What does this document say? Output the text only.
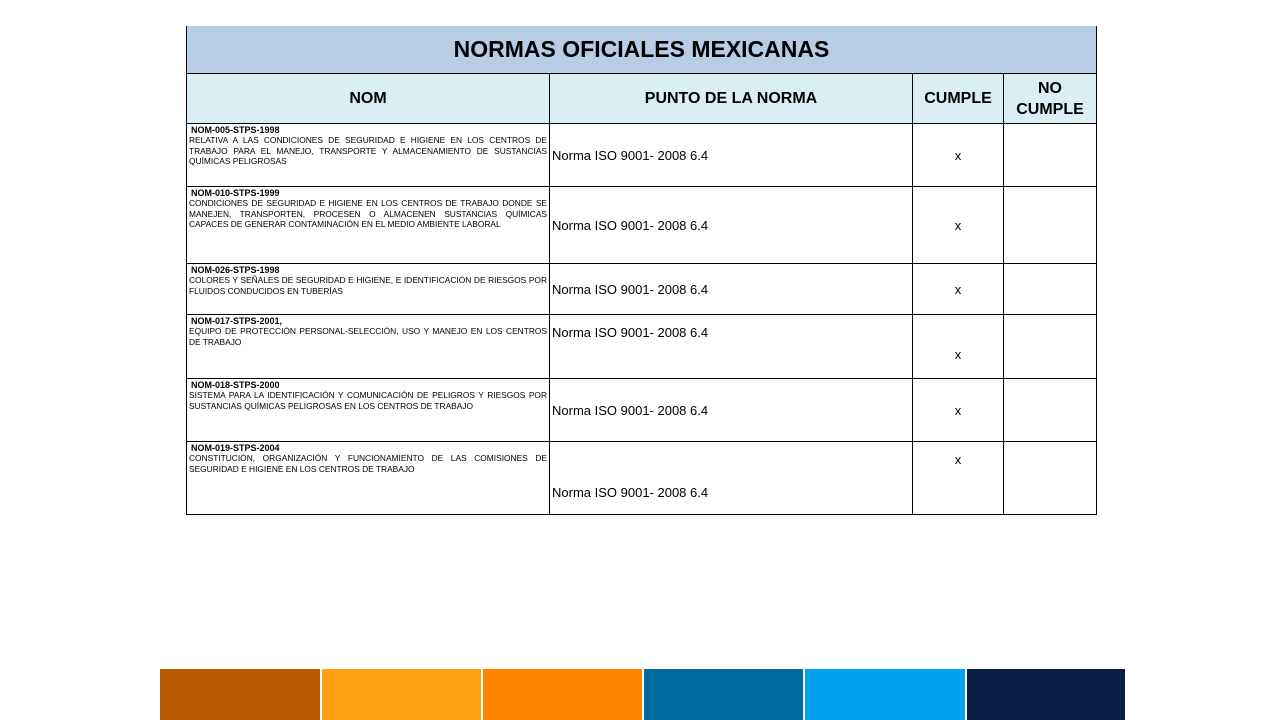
NORMAS OFICIALES MEXICANAS			
NOM	PUNTO DE LA NORMA	CUMPLE	NO CUMPLE

NOM-005-STPS-1998
RELATIVA A LAS CONDICIONES DE SEGURIDAD E HIGIENE EN LOS CENTROS DE TRABAJO PARA EL MANEJO, TRANSPORTE Y ALMACENAMIENTO DE SUSTANCIAS QUÍMICAS PELIGROSAS	Norma ISO 9001- 2008 6.4	x	

NOM-010-STPS-1999
CONDICIONES DE SEGURIDAD E HIGIENE EN LOS CENTROS DE TRABAJO DONDE SE MANEJEN, TRANSPORTEN, PROCESEN O ALMACENEN SUSTANCIAS QUÍMICAS CAPACES DE GENERAR CONTAMINACIÓN EN EL MEDIO AMBIENTE LABORAL	Norma ISO 9001- 2008 6.4	x	

NOM-026-STPS-1998
COLORES Y SEÑALES DE SEGURIDAD E HIGIENE, E IDENTIFICACIÓN DE RIESGOS POR FLUIDOS CONDUCIDOS EN TUBERÍAS	Norma ISO 9001- 2008 6.4	x	

NOM-017-STPS-2001,
EQUIPO DE PROTECCIÓN PERSONAL-SELECCIÓN, USO Y MANEJO EN LOS CENTROS DE TRABAJO	Norma ISO 9001- 2008 6.4	x	

NOM-018-STPS-2000
SISTEMA PARA LA IDENTIFICACIÓN Y COMUNICACIÓN DE PELIGROS Y RIESGOS POR SUSTANCIAS QUÍMICAS PELIGROSAS EN LOS CENTROS DE TRABAJO	Norma ISO 9001- 2008 6.4	x	

NOM-019-STPS-2004
CONSTITUCIÓN, ORGANIZACIÓN Y FUNCIONAMIENTO DE LAS COMISIONES DE SEGURIDAD E HIGIENE EN LOS CENTROS DE TRABAJO	Norma ISO 9001- 2008 6.4	x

- **WHAT NEEDS TO BE DONE**
State the number of lines holding the word "PELIGROSAS" in the listing. Add nothing else.

- **RESPONSE**
2